— Start —

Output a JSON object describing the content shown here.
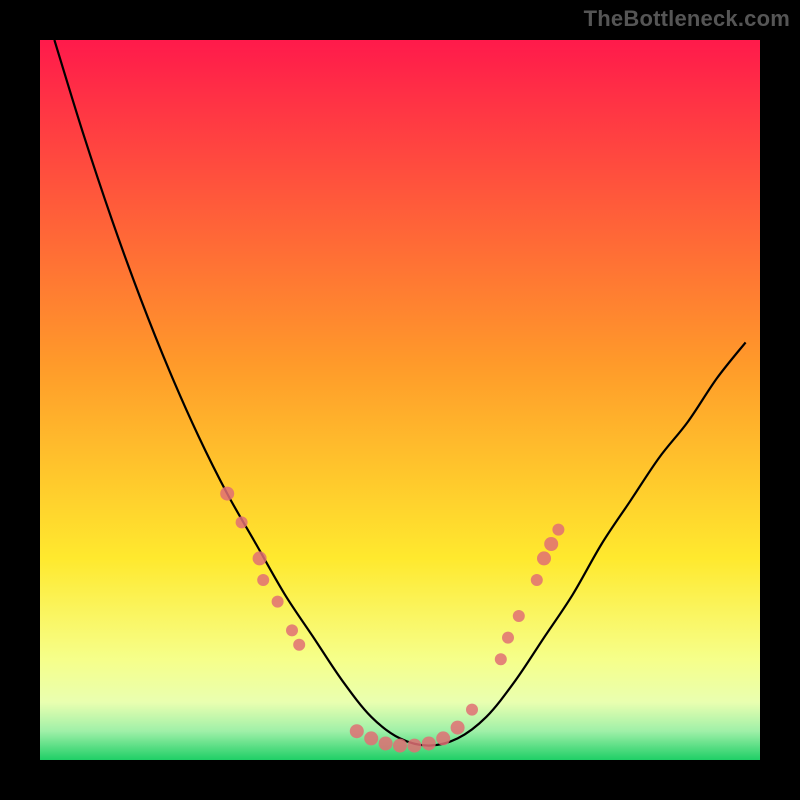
{
  "watermark": "TheBottleneck.com",
  "chart_data": {
    "type": "line",
    "title": "",
    "xlabel": "",
    "ylabel": "",
    "xlim": [
      0,
      100
    ],
    "ylim": [
      0,
      100
    ],
    "grid": false,
    "legend": false,
    "background_gradient": {
      "top_color": "#ff1a4b",
      "mid_color": "#ffe92e",
      "bottom_green_top": "#e9ffb0",
      "bottom_green_low": "#1fcf66"
    },
    "series": [
      {
        "name": "bottleneck-curve",
        "color": "#000000",
        "x": [
          2,
          6,
          10,
          14,
          18,
          22,
          26,
          30,
          34,
          38,
          42,
          46,
          50,
          54,
          58,
          62,
          66,
          70,
          74,
          78,
          82,
          86,
          90,
          94,
          98
        ],
        "y": [
          100,
          87,
          75,
          64,
          54,
          45,
          37,
          30,
          23,
          17,
          11,
          6,
          3,
          2,
          3,
          6,
          11,
          17,
          23,
          30,
          36,
          42,
          47,
          53,
          58
        ]
      }
    ],
    "markers": {
      "name": "highlighted-points",
      "color": "#e06f74",
      "points": [
        {
          "x": 26,
          "y": 37,
          "r": 7
        },
        {
          "x": 28,
          "y": 33,
          "r": 6
        },
        {
          "x": 30.5,
          "y": 28,
          "r": 7
        },
        {
          "x": 31,
          "y": 25,
          "r": 6
        },
        {
          "x": 33,
          "y": 22,
          "r": 6
        },
        {
          "x": 35,
          "y": 18,
          "r": 6
        },
        {
          "x": 36,
          "y": 16,
          "r": 6
        },
        {
          "x": 44,
          "y": 4,
          "r": 7
        },
        {
          "x": 46,
          "y": 3,
          "r": 7
        },
        {
          "x": 48,
          "y": 2.3,
          "r": 7
        },
        {
          "x": 50,
          "y": 2,
          "r": 7
        },
        {
          "x": 52,
          "y": 2,
          "r": 7
        },
        {
          "x": 54,
          "y": 2.3,
          "r": 7
        },
        {
          "x": 56,
          "y": 3,
          "r": 7
        },
        {
          "x": 58,
          "y": 4.5,
          "r": 7
        },
        {
          "x": 60,
          "y": 7,
          "r": 6
        },
        {
          "x": 64,
          "y": 14,
          "r": 6
        },
        {
          "x": 65,
          "y": 17,
          "r": 6
        },
        {
          "x": 66.5,
          "y": 20,
          "r": 6
        },
        {
          "x": 69,
          "y": 25,
          "r": 6
        },
        {
          "x": 70,
          "y": 28,
          "r": 7
        },
        {
          "x": 71,
          "y": 30,
          "r": 7
        },
        {
          "x": 72,
          "y": 32,
          "r": 6
        }
      ]
    }
  }
}
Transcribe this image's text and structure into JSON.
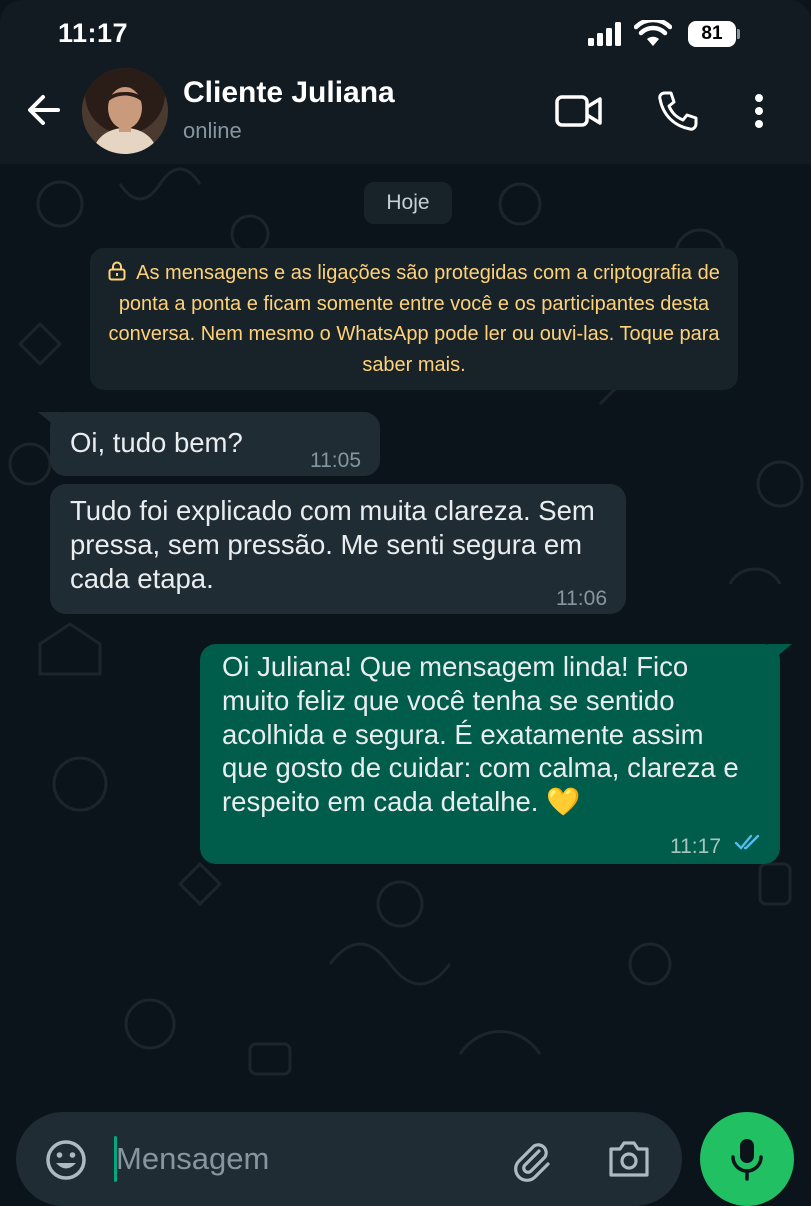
{
  "status_bar": {
    "time": "11:17",
    "battery": "81",
    "icons": [
      "signal-icon",
      "wifi-icon",
      "battery-icon"
    ]
  },
  "header": {
    "contact_name": "Cliente Juliana",
    "contact_status": "online",
    "icons": [
      "back-arrow-icon",
      "video-call-icon",
      "phone-icon",
      "more-vert-icon"
    ]
  },
  "chat": {
    "date_chip": "Hoje",
    "encryption_notice": "As mensagens e as ligações são protegidas com a criptografia de ponta a ponta e ficam somente entre você e os participantes desta conversa. Nem mesmo o WhatsApp pode ler ou ouvi-las. Toque para saber mais.",
    "messages": [
      {
        "direction": "incoming",
        "text": "Oi, tudo bem?",
        "time": "11:05"
      },
      {
        "direction": "incoming",
        "text": "Tudo foi explicado com muita clareza. Sem pressa, sem pressão. Me senti segura em cada etapa.",
        "time": "11:06"
      },
      {
        "direction": "outgoing",
        "text": "Oi Juliana! Que mensagem linda! Fico muito feliz que você tenha se sentido acolhida e segura. É exatamente assim que gosto de cuidar: com calma, clareza e respeito em cada detalhe. 💛",
        "time": "11:17",
        "read": true
      }
    ]
  },
  "composer": {
    "placeholder": "Mensagem",
    "value": "",
    "icons": [
      "emoji-icon",
      "attach-icon",
      "camera-icon",
      "mic-icon"
    ]
  },
  "colors": {
    "background": "#0b141a",
    "bar": "#121b22",
    "incoming_bubble": "#202c33",
    "outgoing_bubble": "#005c4b",
    "accent": "#21c063",
    "notice_text": "#ffd279",
    "read_ticks": "#53bdeb"
  }
}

— End —

◆ **STATED GOAL**:
Nothing but the pictures may be dropped; output the records above exactly.

◆ **WORKED SOLUTION**:
Output a JSON object describing the content shown here.
{
  "watermark": "TheBottleneck.com",
  "chart_data": {
    "type": "line",
    "title": "",
    "xlabel": "",
    "ylabel": "",
    "xlim": [
      0,
      100
    ],
    "ylim": [
      0,
      100
    ],
    "grid": false,
    "legend": false,
    "background_gradient": {
      "top_color": "#ff1a4b",
      "mid_color": "#ffe92e",
      "bottom_green_top": "#e9ffb0",
      "bottom_green_low": "#1fcf66"
    },
    "series": [
      {
        "name": "bottleneck-curve",
        "color": "#000000",
        "x": [
          2,
          6,
          10,
          14,
          18,
          22,
          26,
          30,
          34,
          38,
          42,
          46,
          50,
          54,
          58,
          62,
          66,
          70,
          74,
          78,
          82,
          86,
          90,
          94,
          98
        ],
        "y": [
          100,
          87,
          75,
          64,
          54,
          45,
          37,
          30,
          23,
          17,
          11,
          6,
          3,
          2,
          3,
          6,
          11,
          17,
          23,
          30,
          36,
          42,
          47,
          53,
          58
        ]
      }
    ],
    "markers": {
      "name": "highlighted-points",
      "color": "#e06f74",
      "points": [
        {
          "x": 26,
          "y": 37,
          "r": 7
        },
        {
          "x": 28,
          "y": 33,
          "r": 6
        },
        {
          "x": 30.5,
          "y": 28,
          "r": 7
        },
        {
          "x": 31,
          "y": 25,
          "r": 6
        },
        {
          "x": 33,
          "y": 22,
          "r": 6
        },
        {
          "x": 35,
          "y": 18,
          "r": 6
        },
        {
          "x": 36,
          "y": 16,
          "r": 6
        },
        {
          "x": 44,
          "y": 4,
          "r": 7
        },
        {
          "x": 46,
          "y": 3,
          "r": 7
        },
        {
          "x": 48,
          "y": 2.3,
          "r": 7
        },
        {
          "x": 50,
          "y": 2,
          "r": 7
        },
        {
          "x": 52,
          "y": 2,
          "r": 7
        },
        {
          "x": 54,
          "y": 2.3,
          "r": 7
        },
        {
          "x": 56,
          "y": 3,
          "r": 7
        },
        {
          "x": 58,
          "y": 4.5,
          "r": 7
        },
        {
          "x": 60,
          "y": 7,
          "r": 6
        },
        {
          "x": 64,
          "y": 14,
          "r": 6
        },
        {
          "x": 65,
          "y": 17,
          "r": 6
        },
        {
          "x": 66.5,
          "y": 20,
          "r": 6
        },
        {
          "x": 69,
          "y": 25,
          "r": 6
        },
        {
          "x": 70,
          "y": 28,
          "r": 7
        },
        {
          "x": 71,
          "y": 30,
          "r": 7
        },
        {
          "x": 72,
          "y": 32,
          "r": 6
        }
      ]
    }
  }
}
Transcribe this image's text and structure into JSON.
{
  "status_bar": {
    "time": "11:17",
    "battery": "81",
    "icons": [
      "signal-icon",
      "wifi-icon",
      "battery-icon"
    ]
  },
  "header": {
    "contact_name": "Cliente Juliana",
    "contact_status": "online",
    "icons": [
      "back-arrow-icon",
      "video-call-icon",
      "phone-icon",
      "more-vert-icon"
    ]
  },
  "chat": {
    "date_chip": "Hoje",
    "encryption_notice": "As mensagens e as ligações são protegidas com a criptografia de ponta a ponta e ficam somente entre você e os participantes desta conversa. Nem mesmo o WhatsApp pode ler ou ouvi-las. Toque para saber mais.",
    "messages": [
      {
        "direction": "incoming",
        "text": "Oi, tudo bem?",
        "time": "11:05"
      },
      {
        "direction": "incoming",
        "text": "Tudo foi explicado com muita clareza. Sem pressa, sem pressão. Me senti segura em cada etapa.",
        "time": "11:06"
      },
      {
        "direction": "outgoing",
        "text": "Oi Juliana! Que mensagem linda! Fico muito feliz que você tenha se sentido acolhida e segura. É exatamente assim que gosto de cuidar: com calma, clareza e respeito em cada detalhe. 💛",
        "time": "11:17",
        "read": true
      }
    ]
  },
  "composer": {
    "placeholder": "Mensagem",
    "value": "",
    "icons": [
      "emoji-icon",
      "attach-icon",
      "camera-icon",
      "mic-icon"
    ]
  },
  "colors": {
    "background": "#0b141a",
    "bar": "#121b22",
    "incoming_bubble": "#202c33",
    "outgoing_bubble": "#005c4b",
    "accent": "#21c063",
    "notice_text": "#ffd279",
    "read_ticks": "#53bdeb"
  }
}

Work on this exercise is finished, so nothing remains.